WORK REQUIRED: List each line of the data that holds the string "this", please.

DATASET RECORDS:
╔══
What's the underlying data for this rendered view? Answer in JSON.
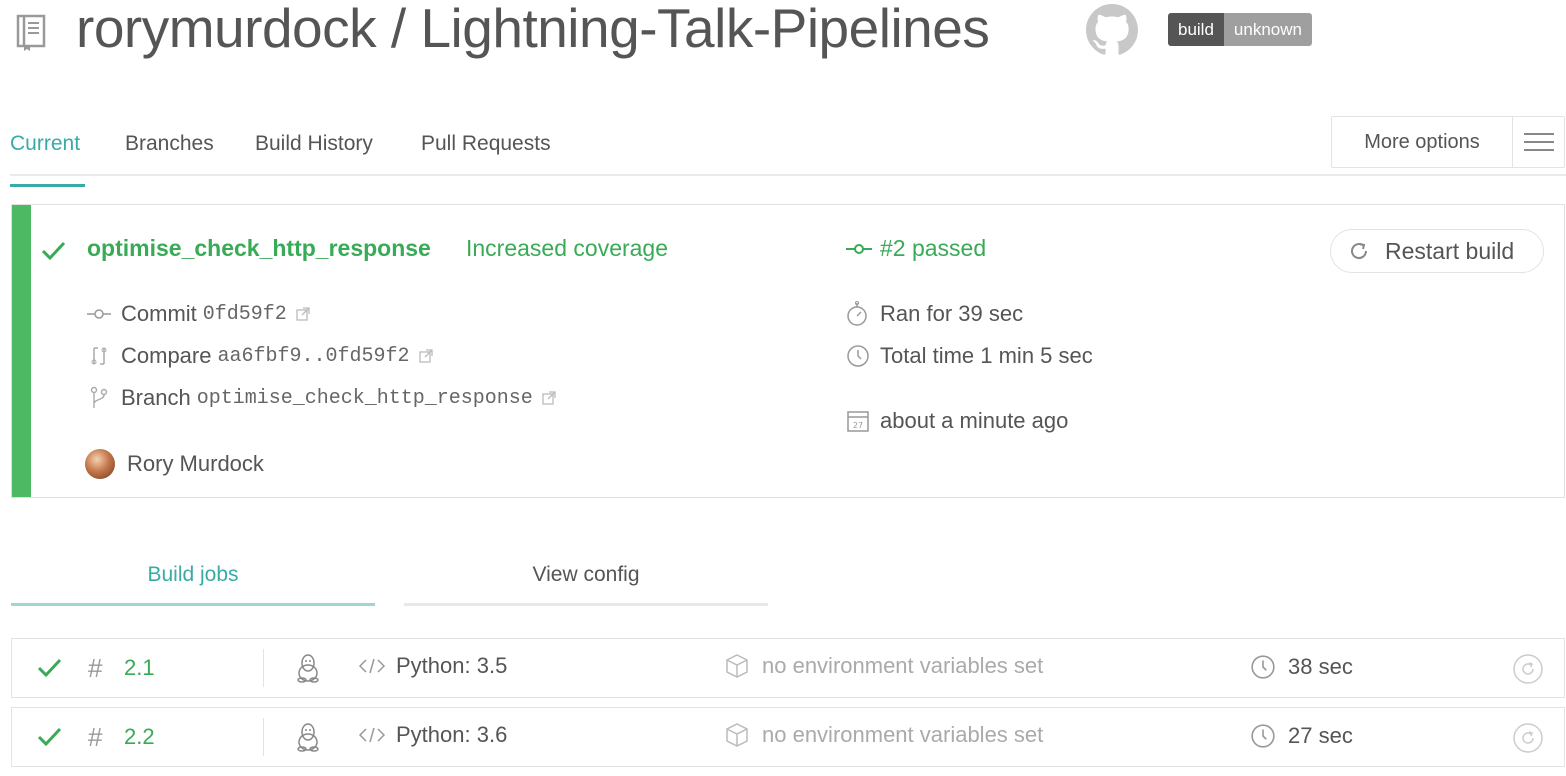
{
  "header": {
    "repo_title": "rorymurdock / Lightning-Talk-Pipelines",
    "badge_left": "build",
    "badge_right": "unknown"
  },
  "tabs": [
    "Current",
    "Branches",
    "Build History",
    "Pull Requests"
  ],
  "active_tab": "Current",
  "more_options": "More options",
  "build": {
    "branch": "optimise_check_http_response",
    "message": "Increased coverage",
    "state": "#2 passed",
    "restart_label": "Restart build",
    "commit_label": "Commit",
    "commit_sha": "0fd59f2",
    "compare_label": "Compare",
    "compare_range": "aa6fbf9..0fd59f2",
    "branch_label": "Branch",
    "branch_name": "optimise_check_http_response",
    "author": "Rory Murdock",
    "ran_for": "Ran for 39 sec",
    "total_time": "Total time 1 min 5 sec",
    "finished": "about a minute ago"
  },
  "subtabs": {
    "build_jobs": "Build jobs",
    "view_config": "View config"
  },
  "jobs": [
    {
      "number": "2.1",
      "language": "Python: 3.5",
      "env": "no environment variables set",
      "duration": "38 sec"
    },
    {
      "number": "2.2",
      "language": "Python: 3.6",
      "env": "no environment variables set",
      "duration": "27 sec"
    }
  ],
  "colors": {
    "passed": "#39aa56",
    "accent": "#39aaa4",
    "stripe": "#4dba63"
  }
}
╚══
╔══
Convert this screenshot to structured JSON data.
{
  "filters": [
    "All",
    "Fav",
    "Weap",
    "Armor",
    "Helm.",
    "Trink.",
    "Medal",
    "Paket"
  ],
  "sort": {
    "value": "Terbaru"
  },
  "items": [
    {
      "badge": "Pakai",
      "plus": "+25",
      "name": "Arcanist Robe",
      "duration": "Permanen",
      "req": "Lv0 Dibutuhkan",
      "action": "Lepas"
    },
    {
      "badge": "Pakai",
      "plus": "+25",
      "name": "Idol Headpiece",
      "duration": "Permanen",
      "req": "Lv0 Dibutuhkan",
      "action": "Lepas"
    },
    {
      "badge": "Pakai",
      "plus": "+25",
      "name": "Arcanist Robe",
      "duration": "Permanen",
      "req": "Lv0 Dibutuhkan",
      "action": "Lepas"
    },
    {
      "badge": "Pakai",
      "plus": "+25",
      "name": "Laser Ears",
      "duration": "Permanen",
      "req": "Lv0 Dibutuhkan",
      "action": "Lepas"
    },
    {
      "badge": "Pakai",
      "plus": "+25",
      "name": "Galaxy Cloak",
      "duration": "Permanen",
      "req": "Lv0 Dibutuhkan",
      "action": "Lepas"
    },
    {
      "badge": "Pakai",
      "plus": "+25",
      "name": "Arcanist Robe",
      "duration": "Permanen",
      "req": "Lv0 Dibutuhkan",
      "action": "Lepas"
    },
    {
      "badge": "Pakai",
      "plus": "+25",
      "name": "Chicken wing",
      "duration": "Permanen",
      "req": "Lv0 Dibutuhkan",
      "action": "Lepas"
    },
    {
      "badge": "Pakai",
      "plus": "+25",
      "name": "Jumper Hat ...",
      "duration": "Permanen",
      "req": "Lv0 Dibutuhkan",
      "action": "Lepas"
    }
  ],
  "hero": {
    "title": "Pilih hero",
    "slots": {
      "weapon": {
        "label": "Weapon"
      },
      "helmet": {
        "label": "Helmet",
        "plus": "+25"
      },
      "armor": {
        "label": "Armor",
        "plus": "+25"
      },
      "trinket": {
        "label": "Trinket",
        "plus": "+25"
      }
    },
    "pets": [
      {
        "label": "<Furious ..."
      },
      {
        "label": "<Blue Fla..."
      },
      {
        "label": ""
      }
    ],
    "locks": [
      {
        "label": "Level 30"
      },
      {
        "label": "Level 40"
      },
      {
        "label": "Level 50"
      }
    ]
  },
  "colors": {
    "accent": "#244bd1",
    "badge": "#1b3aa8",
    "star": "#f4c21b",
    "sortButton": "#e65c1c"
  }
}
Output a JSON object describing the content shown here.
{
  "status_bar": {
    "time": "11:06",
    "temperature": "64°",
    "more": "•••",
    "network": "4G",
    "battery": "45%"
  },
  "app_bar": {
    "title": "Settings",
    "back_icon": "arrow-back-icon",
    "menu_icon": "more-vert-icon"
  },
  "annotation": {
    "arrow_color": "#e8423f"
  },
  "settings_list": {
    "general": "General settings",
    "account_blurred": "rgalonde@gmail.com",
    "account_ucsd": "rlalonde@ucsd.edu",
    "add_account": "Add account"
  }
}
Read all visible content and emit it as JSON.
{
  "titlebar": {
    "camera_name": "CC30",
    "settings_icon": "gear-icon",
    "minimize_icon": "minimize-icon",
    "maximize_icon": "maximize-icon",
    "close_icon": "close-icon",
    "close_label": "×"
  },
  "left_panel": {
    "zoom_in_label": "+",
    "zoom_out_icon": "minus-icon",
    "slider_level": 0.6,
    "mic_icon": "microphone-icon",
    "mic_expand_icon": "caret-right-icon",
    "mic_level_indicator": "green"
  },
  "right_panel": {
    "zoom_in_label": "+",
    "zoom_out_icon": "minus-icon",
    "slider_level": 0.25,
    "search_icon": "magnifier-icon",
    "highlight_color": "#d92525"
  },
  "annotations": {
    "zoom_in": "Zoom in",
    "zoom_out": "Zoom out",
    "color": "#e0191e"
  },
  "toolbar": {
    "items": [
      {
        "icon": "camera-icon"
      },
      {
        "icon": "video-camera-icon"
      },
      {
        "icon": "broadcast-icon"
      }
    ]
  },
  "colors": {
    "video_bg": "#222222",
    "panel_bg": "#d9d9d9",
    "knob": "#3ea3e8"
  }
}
╚══
EXPECTED OUTPUT:
What's the underlying data for this rendered view? Answer in JSON.
Convert this screenshot to structured JSON data.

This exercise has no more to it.